#### What is asked:
Put every line of the material below into a JSON list of strings, one string per line, omitting blank lines and the picture placeholders.

"""

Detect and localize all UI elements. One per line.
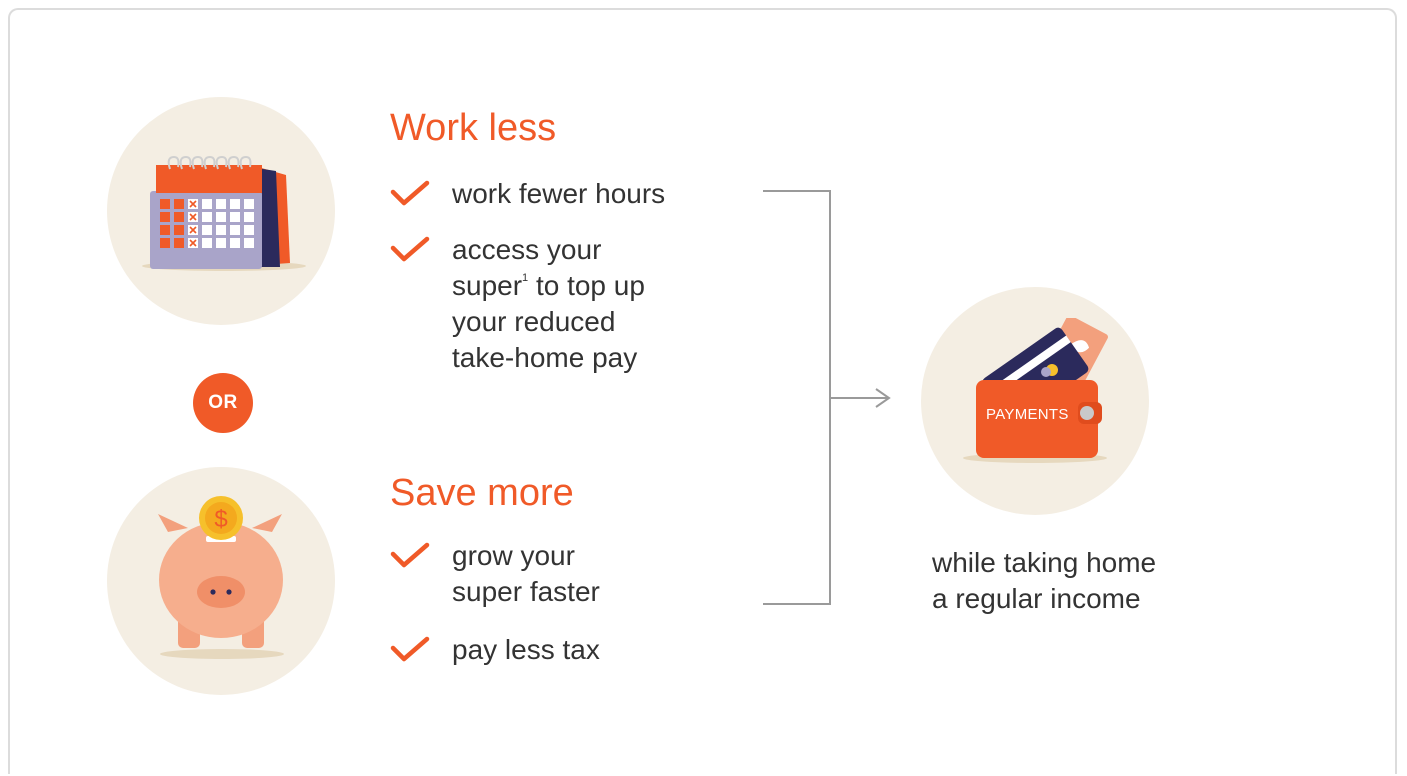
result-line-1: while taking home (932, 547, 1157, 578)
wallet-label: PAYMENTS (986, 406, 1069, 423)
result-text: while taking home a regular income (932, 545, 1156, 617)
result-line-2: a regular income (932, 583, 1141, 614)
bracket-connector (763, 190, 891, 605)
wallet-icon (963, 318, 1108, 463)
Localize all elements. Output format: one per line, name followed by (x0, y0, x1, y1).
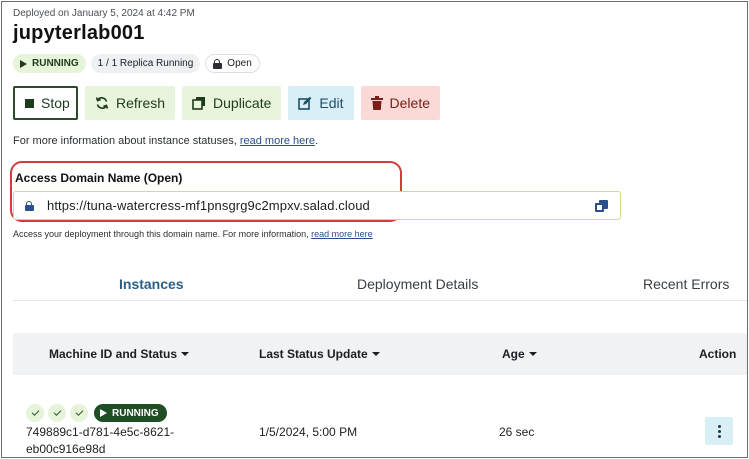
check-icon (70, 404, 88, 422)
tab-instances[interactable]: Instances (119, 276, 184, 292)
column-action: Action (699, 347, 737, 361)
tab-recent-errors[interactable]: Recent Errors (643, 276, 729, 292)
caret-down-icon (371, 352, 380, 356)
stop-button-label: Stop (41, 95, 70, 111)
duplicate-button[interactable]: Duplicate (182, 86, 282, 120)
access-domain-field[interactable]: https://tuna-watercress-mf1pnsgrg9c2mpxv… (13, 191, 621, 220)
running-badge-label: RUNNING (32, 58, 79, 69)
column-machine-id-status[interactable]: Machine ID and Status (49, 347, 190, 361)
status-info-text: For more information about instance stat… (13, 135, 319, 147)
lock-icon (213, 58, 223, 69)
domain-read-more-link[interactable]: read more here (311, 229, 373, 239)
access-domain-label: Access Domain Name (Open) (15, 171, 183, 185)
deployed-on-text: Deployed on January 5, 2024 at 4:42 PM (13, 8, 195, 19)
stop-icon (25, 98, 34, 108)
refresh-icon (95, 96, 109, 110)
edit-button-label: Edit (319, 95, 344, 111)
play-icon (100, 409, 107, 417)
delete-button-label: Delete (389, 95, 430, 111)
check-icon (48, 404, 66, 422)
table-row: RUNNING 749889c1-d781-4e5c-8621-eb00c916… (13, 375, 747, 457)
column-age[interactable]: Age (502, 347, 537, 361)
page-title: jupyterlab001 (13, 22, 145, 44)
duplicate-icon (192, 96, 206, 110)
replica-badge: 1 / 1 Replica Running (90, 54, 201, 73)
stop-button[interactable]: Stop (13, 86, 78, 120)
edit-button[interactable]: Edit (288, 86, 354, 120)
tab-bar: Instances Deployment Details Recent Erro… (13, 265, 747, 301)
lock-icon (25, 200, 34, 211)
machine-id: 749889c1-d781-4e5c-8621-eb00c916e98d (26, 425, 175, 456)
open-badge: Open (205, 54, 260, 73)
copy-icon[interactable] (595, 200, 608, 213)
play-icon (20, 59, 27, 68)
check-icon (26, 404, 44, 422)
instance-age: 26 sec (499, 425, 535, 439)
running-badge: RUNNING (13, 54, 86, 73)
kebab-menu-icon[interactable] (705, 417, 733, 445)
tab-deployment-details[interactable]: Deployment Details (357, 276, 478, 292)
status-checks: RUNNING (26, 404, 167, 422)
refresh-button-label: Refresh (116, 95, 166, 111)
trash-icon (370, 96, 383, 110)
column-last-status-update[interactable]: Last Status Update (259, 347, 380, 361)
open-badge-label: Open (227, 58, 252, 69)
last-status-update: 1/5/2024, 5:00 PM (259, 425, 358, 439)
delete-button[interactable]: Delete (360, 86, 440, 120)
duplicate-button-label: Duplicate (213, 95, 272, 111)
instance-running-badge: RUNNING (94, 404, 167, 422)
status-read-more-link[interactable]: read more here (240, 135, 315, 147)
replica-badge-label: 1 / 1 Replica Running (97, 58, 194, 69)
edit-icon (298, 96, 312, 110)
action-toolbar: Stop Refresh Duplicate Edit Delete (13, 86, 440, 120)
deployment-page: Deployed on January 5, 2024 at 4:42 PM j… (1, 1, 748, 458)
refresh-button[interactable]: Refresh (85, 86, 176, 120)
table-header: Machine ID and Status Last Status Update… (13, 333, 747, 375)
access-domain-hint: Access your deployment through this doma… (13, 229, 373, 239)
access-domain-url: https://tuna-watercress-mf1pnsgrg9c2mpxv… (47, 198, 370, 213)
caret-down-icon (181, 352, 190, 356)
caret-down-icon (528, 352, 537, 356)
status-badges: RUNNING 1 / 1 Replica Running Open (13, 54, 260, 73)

"""

#### Exercise response:
[
  "Detect and localize all UI elements. One per line.",
  "result-line-1: while taking home (932, 547, 1157, 578)",
  "wallet-label: PAYMENTS (986, 406, 1069, 423)",
  "result-text: while taking home a regular income (932, 545, 1156, 617)",
  "result-line-2: a regular income (932, 583, 1141, 614)",
  "bracket-connector (763, 190, 891, 605)",
  "wallet-icon (963, 318, 1108, 463)",
  "Localize all elements. Output format: one per line, name followed by (x0, y0, x1, y1).",
  "check-icon (70, 404, 88, 422)",
  "tab-instances[interactable]: Instances (119, 276, 184, 292)",
  "column-action: Action (699, 347, 737, 361)",
  "tab-recent-errors[interactable]: Recent Errors (643, 276, 729, 292)",
  "caret-down-icon (371, 352, 380, 356)",
  "stop-button-label: Stop (41, 95, 70, 111)",
  "duplicate-button[interactable]: Duplicate (182, 86, 282, 120)",
  "access-domain-field[interactable]: https://tuna-watercress-mf1pnsgrg9c2mpxv… (13, 191, 621, 220)",
  "running-badge-label: RUNNING (32, 58, 79, 69)",
  "column-machine-id-status[interactable]: Machine ID and Status (49, 347, 190, 361)",
  "status-info-text: For more information about instance stat… (13, 135, 319, 147)",
  "lock-icon (213, 58, 223, 69)",
  "domain-read-more-link[interactable]: read more here (311, 229, 373, 239)",
  "access-domain-label: Access Domain Name (Open) (15, 171, 183, 185)",
  "deployed-on-text: Deployed on January 5, 2024 at 4:42 PM (13, 8, 195, 19)",
  "stop-icon (25, 98, 34, 108)",
  "refresh-icon (95, 96, 109, 110)",
  "edit-button-label: Edit (319, 95, 344, 111)",
  "play-icon (100, 409, 107, 417)",
  "delete-button-label: Delete (389, 95, 430, 111)",
  "check-icon (48, 404, 66, 422)",
  "table-row: RUNNING 749889c1-d781-4e5c-8621-eb00c916… (13, 375, 747, 457)",
  "column-age[interactable]: Age (502, 347, 537, 361)",
  "page-title: jupyterlab001 (13, 22, 145, 44)",
  "duplicate-icon (192, 96, 206, 110)",
  "replica-badge: 1 / 1 Replica Running (90, 54, 201, 73)",
  "stop-button[interactable]: Stop (13, 86, 78, 120)",
  "edit-button[interactable]: Edit (288, 86, 354, 120)",
  "tab-bar: Instances Deployment Details Recent Erro… (13, 265, 747, 301)",
  "lock-icon (25, 200, 34, 211)",
  "machine-id: 749889c1-d781-4e5c-8621-eb00c916e98d (26, 425, 175, 456)",
  "open-badge: Open (205, 54, 260, 73)",
  "copy-icon[interactable] (595, 200, 608, 213)",
  "play-icon (20, 59, 27, 68)",
  "check-icon (26, 404, 44, 422)",
  "instance-age: 26 sec (499, 425, 535, 439)",
  "running-badge: RUNNING (13, 54, 86, 73)",
  "kebab-menu-icon[interactable] (705, 417, 733, 445)",
  "tab-deployment-details[interactable]: Deployment Details (357, 276, 478, 292)",
  "status-checks: RUNNING (26, 404, 167, 422)",
  "refresh-button-label: Refresh (116, 95, 166, 111)",
  "trash-icon (370, 96, 383, 110)",
  "column-last-status-update[interactable]: Last Status Update (259, 347, 380, 361)",
  "open-badge-label: Open (227, 58, 252, 69)",
  "last-status-update: 1/5/2024, 5:00 PM (259, 425, 358, 439)",
  "delete-button[interactable]: Delete (360, 86, 440, 120)",
  "duplicate-button-label: Duplicate (213, 95, 272, 111)",
  "instance-running-badge: RUNNING (94, 404, 167, 422)",
  "status-read-more-link[interactable]: read more here (240, 135, 315, 147)",
  "replica-badge-label: 1 / 1 Replica Running (97, 58, 194, 69)",
  "edit-icon (298, 96, 312, 110)",
  "action-toolbar: Stop Refresh Duplicate Edit Delete (13, 86, 440, 120)",
  "deployment-page: Deployed on January 5, 2024 at 4:42 PM j… (1, 1, 748, 458)",
  "refresh-button[interactable]: Refresh (85, 86, 176, 120)",
  "table-header: Machine ID and Status Last Status Update… (13, 333, 747, 375)",
  "access-domain-hint: Access your deployment through this doma… (13, 229, 373, 239)",
  "access-domain-url: https://tuna-watercress-mf1pnsgrg9c2mpxv… (47, 198, 370, 213)",
  "caret-down-icon (181, 352, 190, 356)",
  "caret-down-icon (528, 352, 537, 356)",
  "status-badges: RUNNING 1 / 1 Replica Running Open (13, 54, 260, 73)"
]